### EXERCISE AIM
Determine the number of lines holding the word "color"; answer with that number only.

### LISTING
** Start **
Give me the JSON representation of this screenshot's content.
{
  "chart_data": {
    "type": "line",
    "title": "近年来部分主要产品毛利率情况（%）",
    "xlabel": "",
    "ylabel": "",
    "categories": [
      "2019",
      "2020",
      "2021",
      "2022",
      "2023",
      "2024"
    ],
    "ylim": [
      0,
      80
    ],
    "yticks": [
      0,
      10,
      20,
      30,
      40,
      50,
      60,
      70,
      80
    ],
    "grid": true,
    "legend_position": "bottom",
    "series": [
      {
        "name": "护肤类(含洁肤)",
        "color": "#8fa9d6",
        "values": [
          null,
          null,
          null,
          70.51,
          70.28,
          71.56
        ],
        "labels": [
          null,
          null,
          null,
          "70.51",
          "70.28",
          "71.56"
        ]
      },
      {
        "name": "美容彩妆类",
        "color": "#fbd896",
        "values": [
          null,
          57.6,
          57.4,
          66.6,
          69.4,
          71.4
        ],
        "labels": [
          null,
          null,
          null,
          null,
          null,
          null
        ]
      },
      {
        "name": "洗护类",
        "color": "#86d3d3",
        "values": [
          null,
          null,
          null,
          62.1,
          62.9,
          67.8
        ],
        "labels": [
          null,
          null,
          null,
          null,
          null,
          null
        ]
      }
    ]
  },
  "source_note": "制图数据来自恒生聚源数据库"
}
** End **
### ANSWER TO THIS PROBLEM
3